■ **Extracted data**:
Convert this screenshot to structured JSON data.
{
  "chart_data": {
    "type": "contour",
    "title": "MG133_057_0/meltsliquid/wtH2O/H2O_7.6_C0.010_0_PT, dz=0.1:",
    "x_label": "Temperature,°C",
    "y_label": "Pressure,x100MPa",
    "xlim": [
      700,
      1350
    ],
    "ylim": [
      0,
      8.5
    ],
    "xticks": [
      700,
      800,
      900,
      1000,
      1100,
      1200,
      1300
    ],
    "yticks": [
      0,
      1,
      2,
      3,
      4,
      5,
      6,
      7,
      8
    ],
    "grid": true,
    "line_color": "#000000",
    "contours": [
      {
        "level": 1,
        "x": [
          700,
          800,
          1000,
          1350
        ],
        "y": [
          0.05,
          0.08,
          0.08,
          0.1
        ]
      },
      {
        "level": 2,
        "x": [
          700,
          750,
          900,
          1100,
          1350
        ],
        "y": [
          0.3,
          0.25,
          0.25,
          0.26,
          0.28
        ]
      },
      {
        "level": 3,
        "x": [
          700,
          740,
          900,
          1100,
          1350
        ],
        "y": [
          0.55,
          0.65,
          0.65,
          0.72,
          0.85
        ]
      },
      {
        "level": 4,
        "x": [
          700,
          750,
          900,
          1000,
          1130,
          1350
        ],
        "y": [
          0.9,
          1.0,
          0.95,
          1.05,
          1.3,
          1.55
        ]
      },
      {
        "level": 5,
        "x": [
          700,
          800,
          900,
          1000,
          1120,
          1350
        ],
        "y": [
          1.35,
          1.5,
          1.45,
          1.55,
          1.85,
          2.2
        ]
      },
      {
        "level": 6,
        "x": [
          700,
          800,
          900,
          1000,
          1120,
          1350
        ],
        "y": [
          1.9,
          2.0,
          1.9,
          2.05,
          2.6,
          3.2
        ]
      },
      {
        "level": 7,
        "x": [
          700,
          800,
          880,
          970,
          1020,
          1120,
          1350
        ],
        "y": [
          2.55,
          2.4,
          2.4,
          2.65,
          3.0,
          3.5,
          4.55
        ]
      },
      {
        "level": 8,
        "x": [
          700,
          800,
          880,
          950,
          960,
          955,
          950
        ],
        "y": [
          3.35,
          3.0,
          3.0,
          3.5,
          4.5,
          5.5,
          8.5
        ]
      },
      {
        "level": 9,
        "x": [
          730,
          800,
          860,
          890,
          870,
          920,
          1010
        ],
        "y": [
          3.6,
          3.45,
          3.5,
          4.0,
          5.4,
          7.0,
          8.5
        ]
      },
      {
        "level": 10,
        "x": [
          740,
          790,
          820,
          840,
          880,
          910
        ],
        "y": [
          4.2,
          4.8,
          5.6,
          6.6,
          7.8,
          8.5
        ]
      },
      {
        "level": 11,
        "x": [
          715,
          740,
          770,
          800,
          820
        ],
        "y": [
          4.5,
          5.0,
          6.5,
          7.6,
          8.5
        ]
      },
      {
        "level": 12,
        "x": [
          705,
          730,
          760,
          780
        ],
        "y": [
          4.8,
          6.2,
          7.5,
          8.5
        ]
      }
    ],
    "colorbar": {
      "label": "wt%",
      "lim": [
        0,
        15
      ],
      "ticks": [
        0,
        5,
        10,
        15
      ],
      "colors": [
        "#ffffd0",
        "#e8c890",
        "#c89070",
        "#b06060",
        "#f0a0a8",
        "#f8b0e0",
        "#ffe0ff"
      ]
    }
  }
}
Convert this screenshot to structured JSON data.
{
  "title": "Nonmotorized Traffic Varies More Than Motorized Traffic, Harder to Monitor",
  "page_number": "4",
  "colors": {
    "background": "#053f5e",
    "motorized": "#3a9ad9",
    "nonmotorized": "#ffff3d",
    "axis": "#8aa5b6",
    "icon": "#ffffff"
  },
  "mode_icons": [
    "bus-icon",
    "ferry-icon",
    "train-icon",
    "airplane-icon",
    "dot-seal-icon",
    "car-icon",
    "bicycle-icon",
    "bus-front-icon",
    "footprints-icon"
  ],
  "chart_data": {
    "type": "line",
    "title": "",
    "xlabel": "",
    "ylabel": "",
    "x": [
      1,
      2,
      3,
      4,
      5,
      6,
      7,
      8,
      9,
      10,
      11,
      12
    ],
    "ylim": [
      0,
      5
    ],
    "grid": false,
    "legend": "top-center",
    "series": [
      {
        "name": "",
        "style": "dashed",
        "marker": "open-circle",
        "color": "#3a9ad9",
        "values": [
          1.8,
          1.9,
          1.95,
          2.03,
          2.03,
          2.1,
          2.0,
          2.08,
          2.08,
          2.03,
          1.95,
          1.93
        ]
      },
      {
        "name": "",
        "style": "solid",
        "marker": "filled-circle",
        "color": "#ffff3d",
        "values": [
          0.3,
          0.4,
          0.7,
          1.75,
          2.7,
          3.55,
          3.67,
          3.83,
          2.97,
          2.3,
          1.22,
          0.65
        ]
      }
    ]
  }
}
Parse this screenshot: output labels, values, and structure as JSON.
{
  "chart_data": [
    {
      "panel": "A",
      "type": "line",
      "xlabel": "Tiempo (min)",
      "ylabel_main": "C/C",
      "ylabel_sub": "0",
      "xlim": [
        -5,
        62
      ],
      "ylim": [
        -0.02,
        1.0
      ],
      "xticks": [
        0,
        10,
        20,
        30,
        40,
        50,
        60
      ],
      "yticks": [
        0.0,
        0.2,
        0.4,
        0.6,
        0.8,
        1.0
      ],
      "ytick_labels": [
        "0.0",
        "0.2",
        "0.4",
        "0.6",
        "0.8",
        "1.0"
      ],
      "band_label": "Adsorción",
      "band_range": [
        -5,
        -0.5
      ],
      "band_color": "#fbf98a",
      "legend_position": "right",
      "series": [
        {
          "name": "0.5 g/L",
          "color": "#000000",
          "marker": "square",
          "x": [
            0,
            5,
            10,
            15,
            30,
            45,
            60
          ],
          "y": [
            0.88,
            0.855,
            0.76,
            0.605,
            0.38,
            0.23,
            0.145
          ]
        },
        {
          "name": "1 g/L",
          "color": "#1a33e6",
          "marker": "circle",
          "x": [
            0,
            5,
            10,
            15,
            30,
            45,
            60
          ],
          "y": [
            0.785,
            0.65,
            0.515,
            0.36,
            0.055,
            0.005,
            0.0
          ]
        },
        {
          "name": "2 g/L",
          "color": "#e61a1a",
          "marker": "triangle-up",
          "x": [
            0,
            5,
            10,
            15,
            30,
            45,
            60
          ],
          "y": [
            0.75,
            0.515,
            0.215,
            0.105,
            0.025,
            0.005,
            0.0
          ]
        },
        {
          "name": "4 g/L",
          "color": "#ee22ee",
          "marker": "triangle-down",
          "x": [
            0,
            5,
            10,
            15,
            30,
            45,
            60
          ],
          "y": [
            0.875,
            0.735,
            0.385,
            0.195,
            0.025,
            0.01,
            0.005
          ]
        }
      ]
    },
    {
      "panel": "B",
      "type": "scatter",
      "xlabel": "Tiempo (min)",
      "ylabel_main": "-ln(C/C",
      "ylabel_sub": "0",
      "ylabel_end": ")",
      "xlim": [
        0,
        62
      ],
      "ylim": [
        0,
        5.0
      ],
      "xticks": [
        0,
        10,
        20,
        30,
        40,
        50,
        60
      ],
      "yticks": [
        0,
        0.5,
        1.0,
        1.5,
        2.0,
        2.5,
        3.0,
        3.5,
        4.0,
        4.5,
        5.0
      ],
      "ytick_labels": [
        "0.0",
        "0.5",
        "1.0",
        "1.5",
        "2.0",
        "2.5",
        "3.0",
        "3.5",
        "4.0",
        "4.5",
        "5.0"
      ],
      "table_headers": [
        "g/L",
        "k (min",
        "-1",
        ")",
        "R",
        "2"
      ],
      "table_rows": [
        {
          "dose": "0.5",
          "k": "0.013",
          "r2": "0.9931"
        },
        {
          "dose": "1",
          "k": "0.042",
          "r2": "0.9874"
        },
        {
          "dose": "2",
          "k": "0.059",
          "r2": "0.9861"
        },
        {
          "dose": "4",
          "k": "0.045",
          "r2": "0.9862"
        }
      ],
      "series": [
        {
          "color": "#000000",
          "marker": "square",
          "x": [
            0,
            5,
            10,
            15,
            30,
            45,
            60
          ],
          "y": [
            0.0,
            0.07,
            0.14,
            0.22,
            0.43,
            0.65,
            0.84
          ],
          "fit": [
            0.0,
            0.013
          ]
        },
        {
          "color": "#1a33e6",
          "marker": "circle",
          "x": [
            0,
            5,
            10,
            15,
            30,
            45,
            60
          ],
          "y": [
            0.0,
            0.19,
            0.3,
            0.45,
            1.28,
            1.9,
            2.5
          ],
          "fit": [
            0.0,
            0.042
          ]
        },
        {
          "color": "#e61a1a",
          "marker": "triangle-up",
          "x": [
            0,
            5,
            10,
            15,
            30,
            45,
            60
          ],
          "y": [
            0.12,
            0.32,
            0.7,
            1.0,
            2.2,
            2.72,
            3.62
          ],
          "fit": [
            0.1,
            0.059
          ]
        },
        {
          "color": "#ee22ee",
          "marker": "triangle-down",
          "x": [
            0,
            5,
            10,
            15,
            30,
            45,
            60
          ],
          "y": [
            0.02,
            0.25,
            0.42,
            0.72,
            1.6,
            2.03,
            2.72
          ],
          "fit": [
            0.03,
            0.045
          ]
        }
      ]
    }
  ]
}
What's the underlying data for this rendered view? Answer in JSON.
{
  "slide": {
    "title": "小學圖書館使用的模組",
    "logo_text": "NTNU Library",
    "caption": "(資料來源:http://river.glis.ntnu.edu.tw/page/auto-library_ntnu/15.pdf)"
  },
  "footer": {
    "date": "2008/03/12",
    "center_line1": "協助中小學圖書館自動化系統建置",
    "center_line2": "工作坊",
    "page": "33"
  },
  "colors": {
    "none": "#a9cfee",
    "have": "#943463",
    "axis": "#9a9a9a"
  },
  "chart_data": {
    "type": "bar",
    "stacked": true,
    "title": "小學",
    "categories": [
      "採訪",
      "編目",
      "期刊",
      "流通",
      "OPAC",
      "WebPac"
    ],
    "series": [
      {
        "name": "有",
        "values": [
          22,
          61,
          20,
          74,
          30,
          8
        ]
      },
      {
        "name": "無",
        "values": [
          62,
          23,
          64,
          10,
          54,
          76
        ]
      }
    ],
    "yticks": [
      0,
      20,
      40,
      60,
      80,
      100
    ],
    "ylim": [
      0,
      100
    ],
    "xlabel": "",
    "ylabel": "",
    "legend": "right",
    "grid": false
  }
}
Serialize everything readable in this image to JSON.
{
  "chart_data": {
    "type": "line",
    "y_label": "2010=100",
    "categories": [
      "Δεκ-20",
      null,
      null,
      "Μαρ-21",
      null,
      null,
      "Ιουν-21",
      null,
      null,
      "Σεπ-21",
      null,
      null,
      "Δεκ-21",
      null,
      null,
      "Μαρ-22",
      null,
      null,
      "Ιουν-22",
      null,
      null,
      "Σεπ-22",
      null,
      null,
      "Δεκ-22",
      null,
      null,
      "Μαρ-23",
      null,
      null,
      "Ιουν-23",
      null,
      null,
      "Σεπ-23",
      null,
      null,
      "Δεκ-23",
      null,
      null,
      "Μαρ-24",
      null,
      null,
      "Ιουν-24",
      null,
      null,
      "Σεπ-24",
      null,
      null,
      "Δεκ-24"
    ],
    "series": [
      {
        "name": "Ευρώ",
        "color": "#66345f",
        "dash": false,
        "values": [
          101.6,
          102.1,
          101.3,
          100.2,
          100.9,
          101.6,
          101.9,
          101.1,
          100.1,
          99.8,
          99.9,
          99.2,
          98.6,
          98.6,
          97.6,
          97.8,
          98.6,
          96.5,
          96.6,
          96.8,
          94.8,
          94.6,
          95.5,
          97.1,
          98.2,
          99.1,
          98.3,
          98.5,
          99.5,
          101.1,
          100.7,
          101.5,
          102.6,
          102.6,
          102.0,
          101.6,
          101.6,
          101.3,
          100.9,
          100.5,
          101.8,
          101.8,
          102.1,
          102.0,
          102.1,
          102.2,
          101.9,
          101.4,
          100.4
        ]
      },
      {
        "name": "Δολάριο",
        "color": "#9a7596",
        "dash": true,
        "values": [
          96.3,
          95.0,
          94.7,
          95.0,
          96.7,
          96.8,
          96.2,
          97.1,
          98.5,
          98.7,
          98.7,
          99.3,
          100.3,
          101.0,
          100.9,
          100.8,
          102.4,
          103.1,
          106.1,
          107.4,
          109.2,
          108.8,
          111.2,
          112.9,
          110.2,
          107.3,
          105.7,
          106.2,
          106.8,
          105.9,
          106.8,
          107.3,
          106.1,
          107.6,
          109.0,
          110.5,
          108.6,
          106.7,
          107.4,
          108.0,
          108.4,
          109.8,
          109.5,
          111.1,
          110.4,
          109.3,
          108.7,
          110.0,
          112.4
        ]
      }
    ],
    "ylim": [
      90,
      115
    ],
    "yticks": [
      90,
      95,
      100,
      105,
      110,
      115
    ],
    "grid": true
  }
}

■ **Work instructions**: Gather and return every line that holds the string "right".

■ **Output of the task**:
      "legend_position": "right",
    "legend": "right",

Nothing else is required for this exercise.